# [Exercise instructions]
Locate the string "Beti" in the records below. Copy every line where it occurs.
===== Material =====
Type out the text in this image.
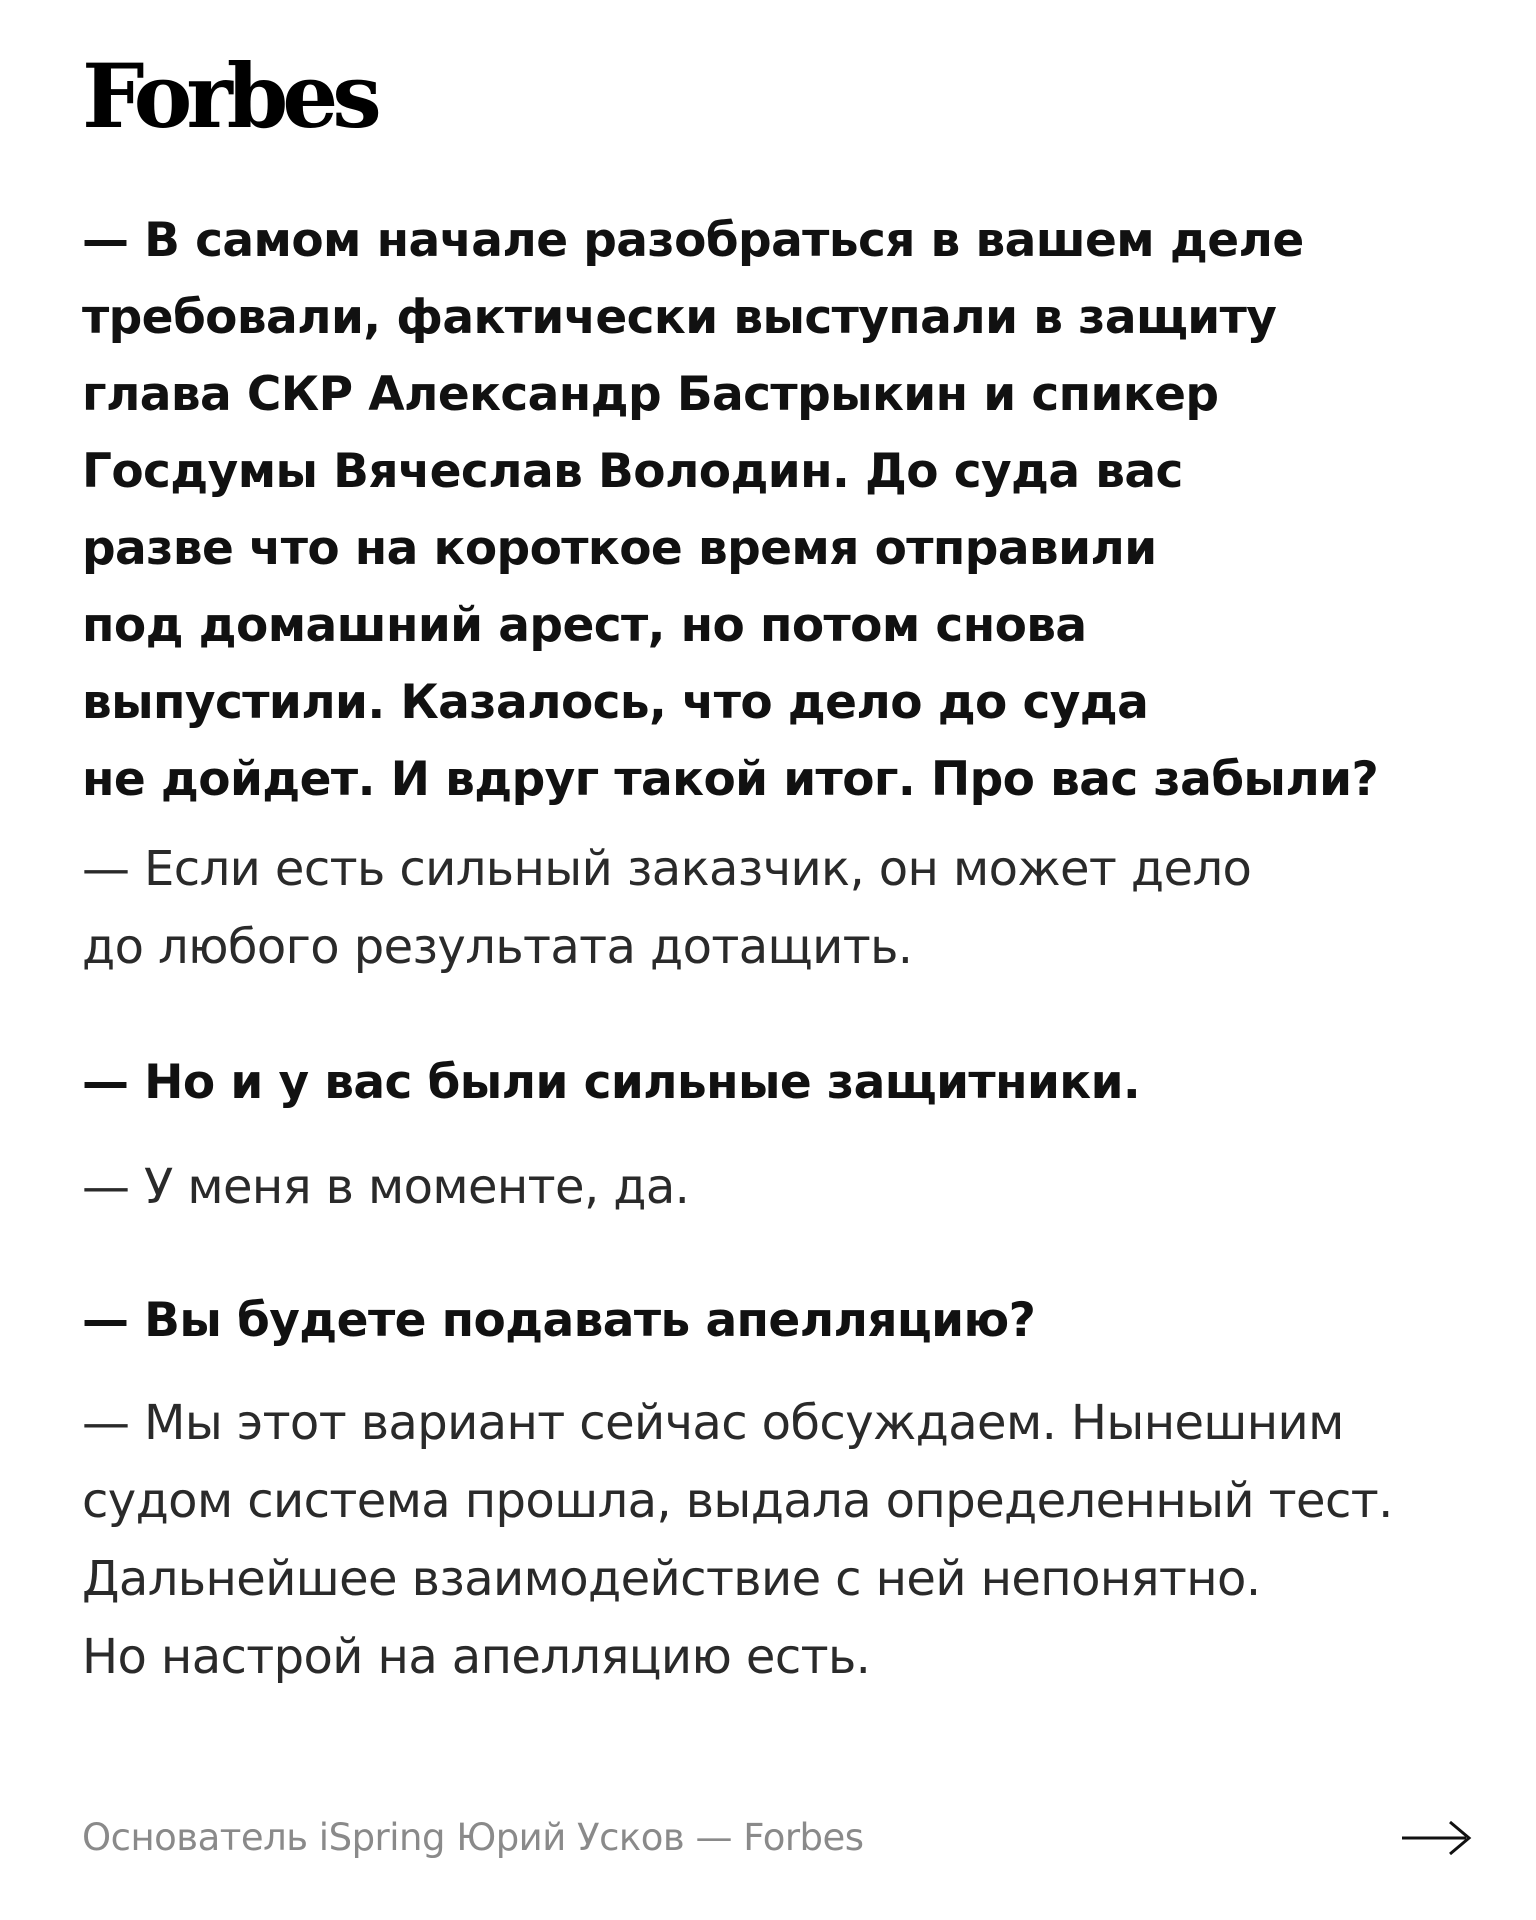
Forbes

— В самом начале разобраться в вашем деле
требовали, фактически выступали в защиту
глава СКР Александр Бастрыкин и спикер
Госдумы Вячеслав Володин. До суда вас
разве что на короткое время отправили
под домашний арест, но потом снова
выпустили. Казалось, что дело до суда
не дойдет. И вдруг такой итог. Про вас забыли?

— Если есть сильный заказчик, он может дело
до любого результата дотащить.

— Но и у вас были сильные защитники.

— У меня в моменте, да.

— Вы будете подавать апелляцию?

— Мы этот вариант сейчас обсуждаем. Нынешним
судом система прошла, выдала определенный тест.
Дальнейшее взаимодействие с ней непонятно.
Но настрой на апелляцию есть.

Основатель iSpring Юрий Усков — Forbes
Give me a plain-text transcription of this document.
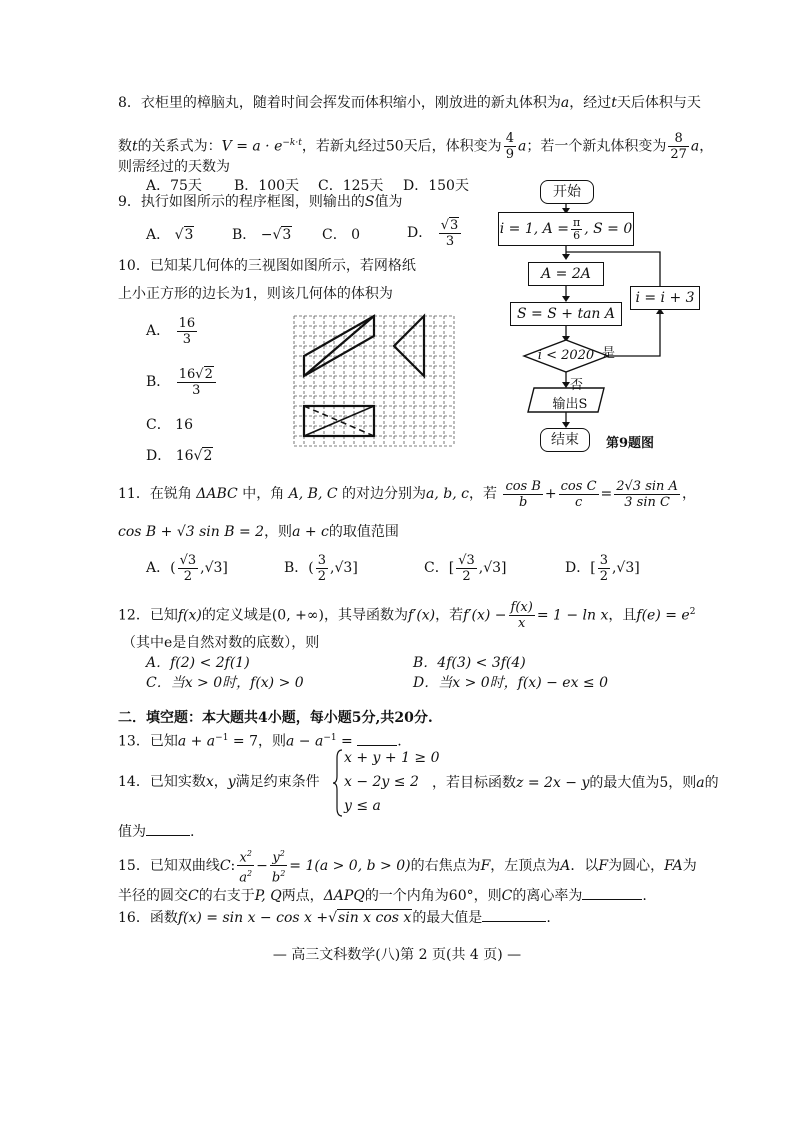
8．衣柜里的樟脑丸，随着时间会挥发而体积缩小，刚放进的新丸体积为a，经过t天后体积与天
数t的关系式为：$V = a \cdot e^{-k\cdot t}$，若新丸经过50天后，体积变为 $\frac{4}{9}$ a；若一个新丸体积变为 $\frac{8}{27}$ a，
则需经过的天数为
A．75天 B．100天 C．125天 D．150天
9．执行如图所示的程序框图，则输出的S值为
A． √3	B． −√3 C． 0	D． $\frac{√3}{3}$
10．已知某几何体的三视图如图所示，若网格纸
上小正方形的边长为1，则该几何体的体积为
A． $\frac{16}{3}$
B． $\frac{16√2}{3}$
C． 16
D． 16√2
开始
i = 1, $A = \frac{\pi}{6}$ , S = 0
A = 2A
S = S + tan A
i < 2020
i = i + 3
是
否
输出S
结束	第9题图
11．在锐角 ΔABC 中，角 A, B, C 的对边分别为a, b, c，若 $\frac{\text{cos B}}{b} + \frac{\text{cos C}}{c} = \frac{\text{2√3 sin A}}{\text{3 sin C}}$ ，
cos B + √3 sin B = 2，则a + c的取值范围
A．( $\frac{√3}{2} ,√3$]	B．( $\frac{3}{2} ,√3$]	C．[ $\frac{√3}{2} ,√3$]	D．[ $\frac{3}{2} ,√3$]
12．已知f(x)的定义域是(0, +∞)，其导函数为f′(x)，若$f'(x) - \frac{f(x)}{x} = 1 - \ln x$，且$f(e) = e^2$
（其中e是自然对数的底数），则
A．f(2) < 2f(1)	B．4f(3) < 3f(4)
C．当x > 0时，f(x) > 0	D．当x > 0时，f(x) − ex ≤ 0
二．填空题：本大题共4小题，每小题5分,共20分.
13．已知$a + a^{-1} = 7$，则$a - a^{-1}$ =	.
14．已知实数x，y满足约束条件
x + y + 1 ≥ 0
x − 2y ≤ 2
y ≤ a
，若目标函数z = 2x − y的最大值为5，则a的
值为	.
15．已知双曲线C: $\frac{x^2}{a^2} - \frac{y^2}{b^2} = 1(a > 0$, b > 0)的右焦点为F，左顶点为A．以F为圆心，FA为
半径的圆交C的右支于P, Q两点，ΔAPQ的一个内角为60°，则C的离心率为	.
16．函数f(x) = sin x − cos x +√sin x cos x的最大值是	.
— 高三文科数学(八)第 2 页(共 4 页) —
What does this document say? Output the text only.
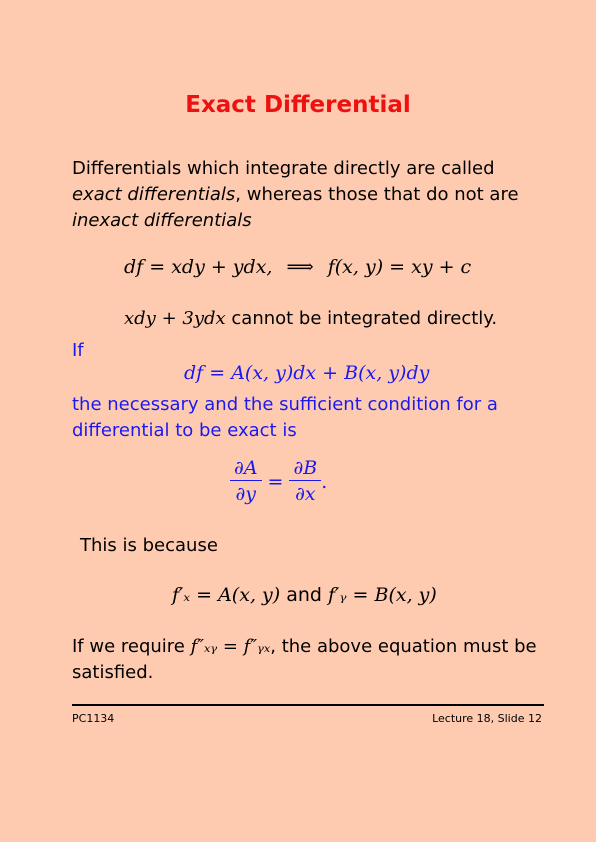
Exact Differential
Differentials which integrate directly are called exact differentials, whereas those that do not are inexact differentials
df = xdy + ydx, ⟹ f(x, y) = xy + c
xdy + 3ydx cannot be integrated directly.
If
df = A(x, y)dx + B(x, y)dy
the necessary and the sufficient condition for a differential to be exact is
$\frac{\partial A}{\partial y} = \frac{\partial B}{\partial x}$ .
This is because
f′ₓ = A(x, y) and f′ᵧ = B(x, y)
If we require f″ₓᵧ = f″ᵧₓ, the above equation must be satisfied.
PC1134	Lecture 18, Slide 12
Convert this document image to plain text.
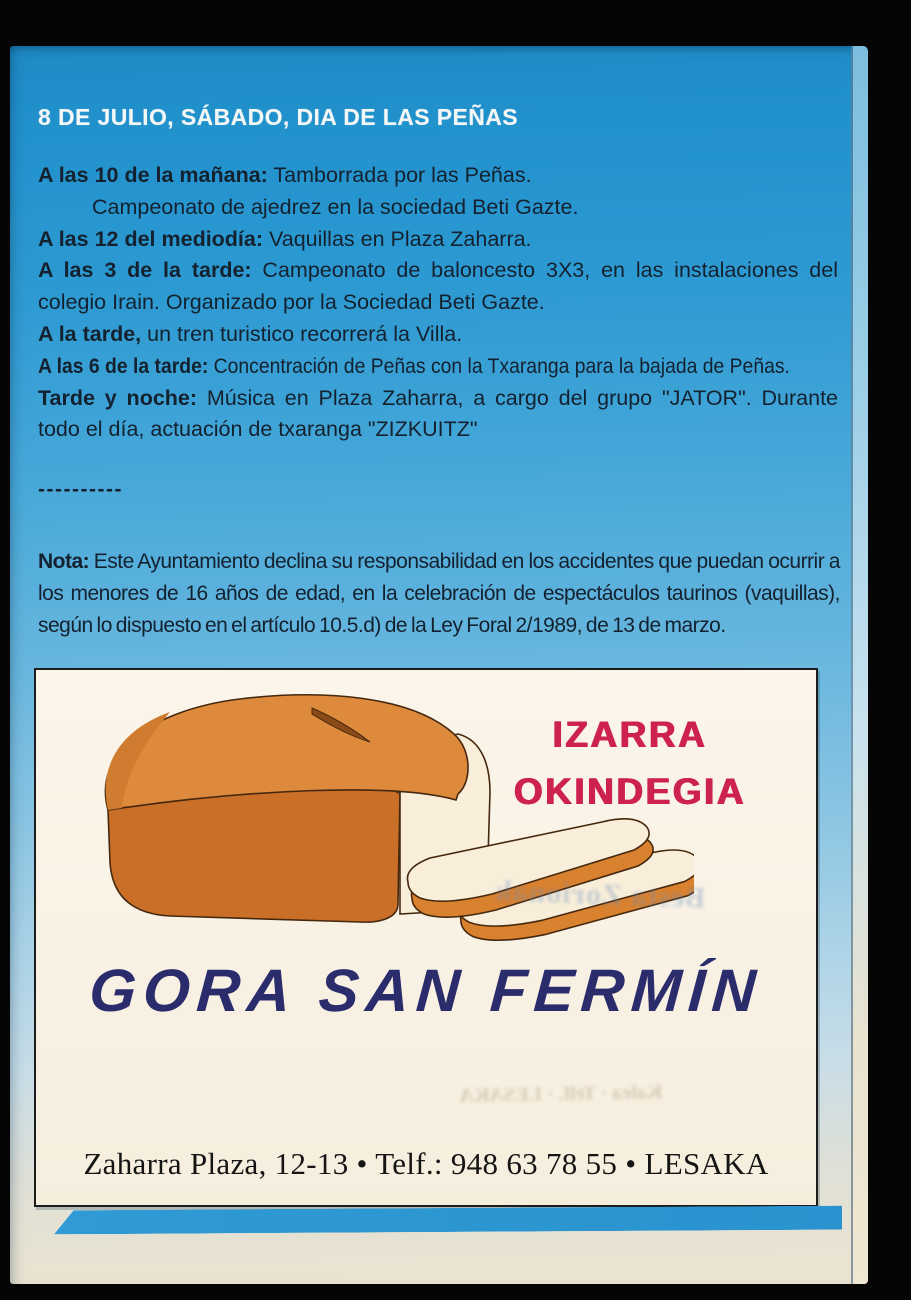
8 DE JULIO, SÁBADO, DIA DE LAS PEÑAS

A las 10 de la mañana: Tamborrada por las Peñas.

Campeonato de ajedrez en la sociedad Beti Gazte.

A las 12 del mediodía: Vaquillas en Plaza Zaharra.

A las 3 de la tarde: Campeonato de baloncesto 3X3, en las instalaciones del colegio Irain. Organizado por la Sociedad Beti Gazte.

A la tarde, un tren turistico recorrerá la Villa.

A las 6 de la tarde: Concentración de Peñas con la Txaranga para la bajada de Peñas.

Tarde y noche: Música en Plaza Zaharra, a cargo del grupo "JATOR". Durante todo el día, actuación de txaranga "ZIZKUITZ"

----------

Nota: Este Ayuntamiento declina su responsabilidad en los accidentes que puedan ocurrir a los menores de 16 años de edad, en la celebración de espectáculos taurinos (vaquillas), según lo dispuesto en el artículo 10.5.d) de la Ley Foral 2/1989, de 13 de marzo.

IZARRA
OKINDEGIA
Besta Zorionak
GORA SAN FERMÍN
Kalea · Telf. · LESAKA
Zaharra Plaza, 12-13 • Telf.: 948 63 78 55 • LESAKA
=====
# [The result]
Campeonato de ajedrez en la sociedad Beti Gazte.
A las 3 de la tarde: Campeonato de baloncesto 3X3, en las instalaciones del colegio Irain. Organizado por la Sociedad Beti Gazte.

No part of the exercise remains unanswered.